**THE PROBLEM:**
Gather the lines from the material that contain "would".
+++ DATA EXTRACT
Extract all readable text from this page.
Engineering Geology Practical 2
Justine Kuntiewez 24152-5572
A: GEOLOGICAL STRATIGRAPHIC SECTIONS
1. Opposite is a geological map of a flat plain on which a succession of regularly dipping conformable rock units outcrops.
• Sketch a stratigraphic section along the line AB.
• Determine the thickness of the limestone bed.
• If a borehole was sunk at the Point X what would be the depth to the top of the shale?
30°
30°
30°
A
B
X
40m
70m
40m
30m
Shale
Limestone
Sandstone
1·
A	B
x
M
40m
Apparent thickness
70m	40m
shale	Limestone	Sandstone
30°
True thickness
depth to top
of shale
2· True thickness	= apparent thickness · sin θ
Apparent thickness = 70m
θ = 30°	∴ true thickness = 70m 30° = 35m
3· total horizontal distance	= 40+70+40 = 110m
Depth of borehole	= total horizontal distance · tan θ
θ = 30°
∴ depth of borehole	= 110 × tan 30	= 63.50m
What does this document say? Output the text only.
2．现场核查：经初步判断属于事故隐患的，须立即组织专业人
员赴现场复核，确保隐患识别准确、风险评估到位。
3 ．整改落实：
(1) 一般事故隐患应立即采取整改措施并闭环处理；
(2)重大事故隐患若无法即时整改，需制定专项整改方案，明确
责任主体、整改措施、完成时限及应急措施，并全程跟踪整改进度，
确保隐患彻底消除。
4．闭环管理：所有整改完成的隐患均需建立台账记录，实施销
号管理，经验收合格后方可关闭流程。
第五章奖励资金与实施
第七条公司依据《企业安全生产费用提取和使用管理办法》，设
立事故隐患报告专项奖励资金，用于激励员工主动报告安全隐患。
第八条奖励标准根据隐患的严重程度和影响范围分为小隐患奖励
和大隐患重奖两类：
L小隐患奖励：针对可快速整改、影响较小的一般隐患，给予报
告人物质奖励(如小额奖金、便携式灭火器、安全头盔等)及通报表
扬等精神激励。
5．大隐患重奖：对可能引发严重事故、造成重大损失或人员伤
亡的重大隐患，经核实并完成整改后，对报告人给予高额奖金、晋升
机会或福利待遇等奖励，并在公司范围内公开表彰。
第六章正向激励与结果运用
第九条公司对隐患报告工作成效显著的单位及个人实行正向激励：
++++++
+++ DATA EXTRACT
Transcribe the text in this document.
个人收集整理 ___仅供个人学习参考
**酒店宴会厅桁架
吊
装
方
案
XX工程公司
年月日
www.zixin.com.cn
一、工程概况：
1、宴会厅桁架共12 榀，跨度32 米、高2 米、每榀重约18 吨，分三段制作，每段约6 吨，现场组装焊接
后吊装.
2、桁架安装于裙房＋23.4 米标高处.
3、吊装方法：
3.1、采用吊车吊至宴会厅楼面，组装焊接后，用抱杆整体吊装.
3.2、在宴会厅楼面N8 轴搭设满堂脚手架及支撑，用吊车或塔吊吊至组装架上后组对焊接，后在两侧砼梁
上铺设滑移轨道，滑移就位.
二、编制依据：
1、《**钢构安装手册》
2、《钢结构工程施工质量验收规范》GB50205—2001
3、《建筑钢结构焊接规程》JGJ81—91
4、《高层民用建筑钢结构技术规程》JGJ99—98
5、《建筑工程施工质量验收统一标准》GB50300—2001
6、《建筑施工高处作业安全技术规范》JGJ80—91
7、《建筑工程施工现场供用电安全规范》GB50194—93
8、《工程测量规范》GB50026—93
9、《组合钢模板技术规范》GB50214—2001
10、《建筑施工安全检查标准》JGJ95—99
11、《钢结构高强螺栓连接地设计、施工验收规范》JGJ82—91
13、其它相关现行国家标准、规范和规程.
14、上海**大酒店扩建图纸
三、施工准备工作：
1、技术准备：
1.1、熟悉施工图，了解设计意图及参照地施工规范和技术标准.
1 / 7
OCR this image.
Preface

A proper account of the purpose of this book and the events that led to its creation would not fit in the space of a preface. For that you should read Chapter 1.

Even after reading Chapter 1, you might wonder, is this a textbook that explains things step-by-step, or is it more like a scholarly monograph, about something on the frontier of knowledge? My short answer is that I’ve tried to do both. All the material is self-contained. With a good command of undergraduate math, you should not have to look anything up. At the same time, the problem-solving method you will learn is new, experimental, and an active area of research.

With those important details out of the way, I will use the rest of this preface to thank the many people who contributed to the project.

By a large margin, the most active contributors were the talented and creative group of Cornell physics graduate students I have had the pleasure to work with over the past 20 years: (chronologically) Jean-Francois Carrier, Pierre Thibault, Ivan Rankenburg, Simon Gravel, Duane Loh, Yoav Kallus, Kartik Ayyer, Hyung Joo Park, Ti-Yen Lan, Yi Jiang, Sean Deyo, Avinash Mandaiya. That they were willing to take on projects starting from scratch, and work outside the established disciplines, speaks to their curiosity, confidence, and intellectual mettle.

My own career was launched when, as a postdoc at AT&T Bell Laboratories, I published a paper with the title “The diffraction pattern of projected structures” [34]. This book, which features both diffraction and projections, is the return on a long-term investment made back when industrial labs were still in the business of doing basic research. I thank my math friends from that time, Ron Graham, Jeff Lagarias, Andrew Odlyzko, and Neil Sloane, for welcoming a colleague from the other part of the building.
++++++
+++ DATA EXTRACT
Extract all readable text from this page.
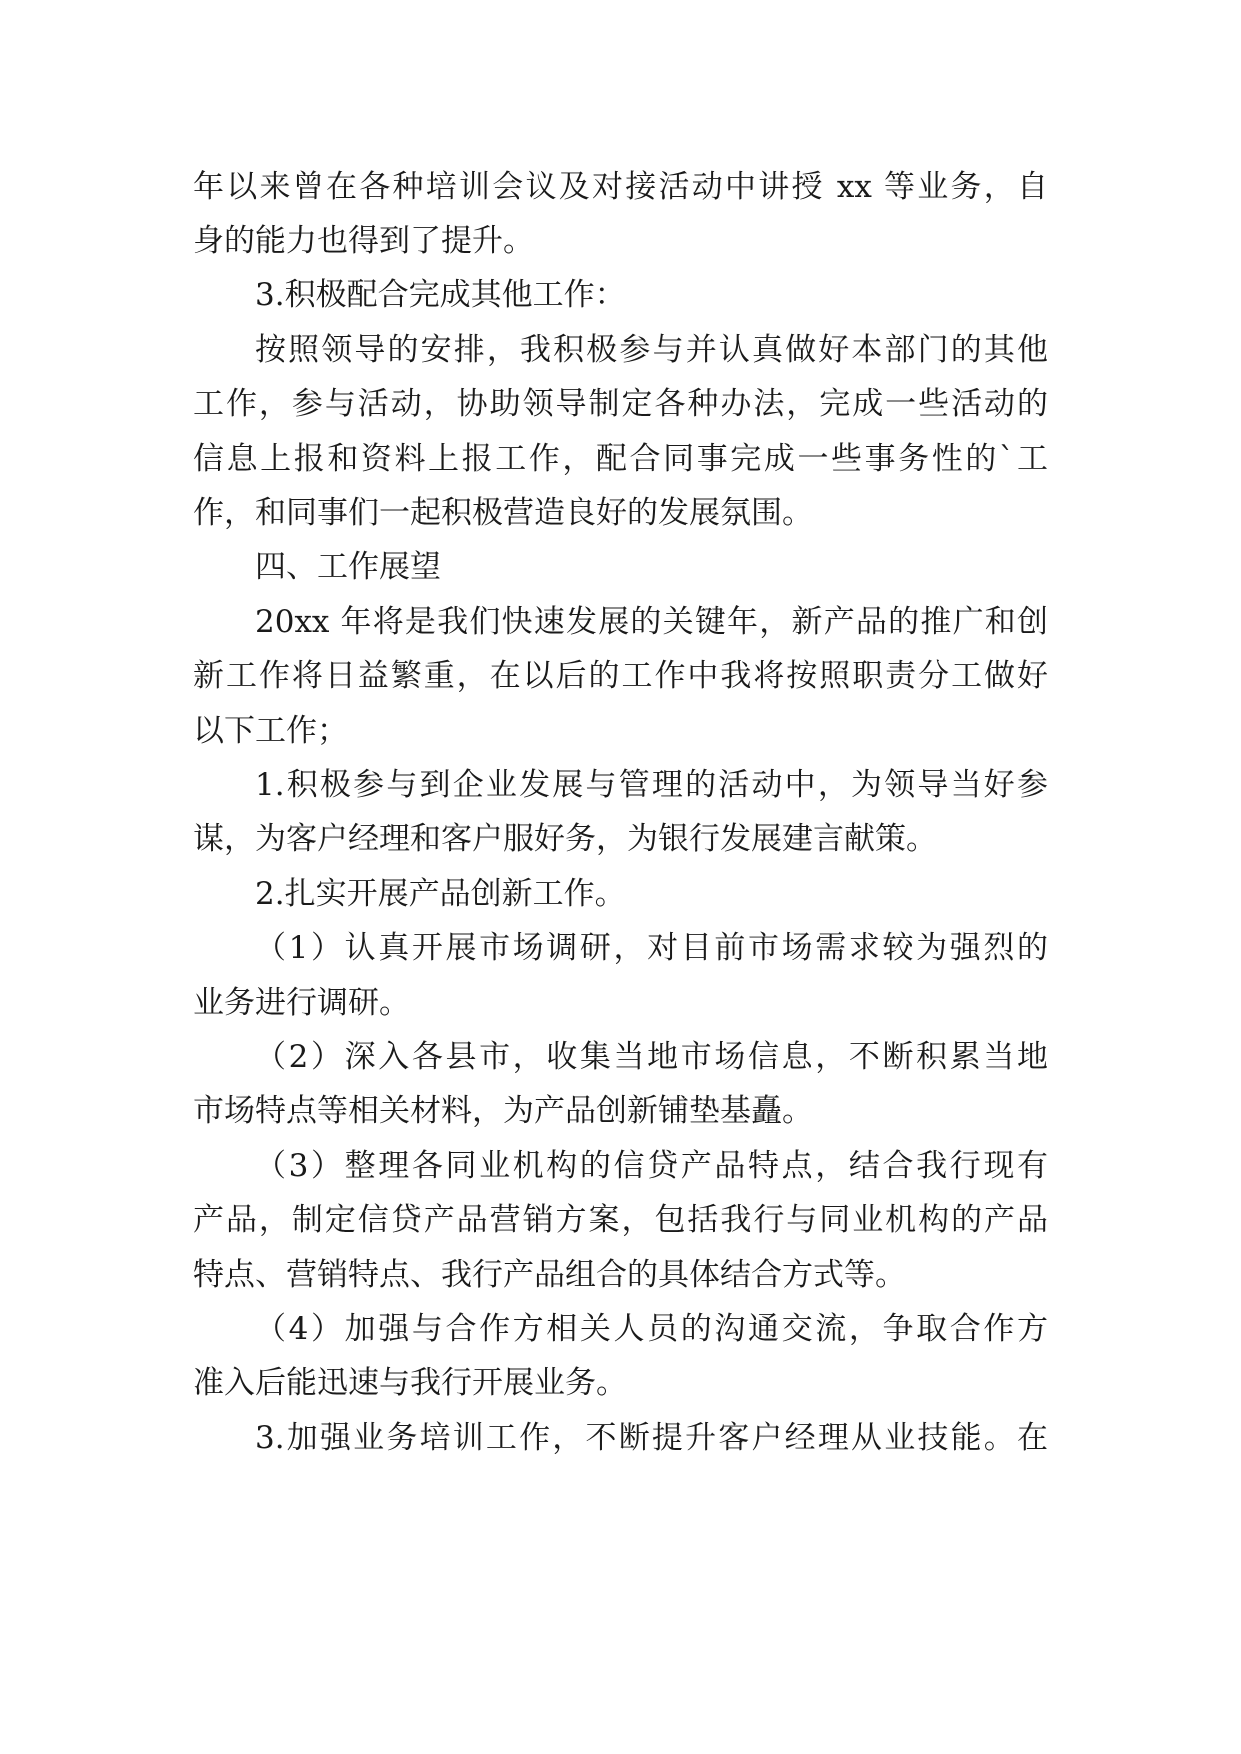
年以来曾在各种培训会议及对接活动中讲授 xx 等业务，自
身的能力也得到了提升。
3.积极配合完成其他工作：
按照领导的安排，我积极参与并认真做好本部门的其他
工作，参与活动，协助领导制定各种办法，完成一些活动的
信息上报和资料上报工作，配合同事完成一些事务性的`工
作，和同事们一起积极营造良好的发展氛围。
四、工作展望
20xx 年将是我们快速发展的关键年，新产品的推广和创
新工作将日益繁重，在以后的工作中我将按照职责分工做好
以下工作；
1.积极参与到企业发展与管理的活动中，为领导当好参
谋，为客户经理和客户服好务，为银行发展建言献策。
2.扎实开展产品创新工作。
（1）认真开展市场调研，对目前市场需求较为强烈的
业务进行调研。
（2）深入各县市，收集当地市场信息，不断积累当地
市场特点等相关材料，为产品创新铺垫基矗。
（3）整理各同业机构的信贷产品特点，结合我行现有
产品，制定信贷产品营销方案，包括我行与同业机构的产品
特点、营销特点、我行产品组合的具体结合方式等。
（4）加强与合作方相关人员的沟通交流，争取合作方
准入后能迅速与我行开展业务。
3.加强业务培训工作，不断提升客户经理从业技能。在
++++++
**ANSWER TO THIS EXERCISE:**
• If a borehole was sunk at the Point X what would be the depth to the top of the shale?
A proper account of the purpose of this book and the events that led to its creation would not fit in the space of a preface. For that you should read Chapter 1.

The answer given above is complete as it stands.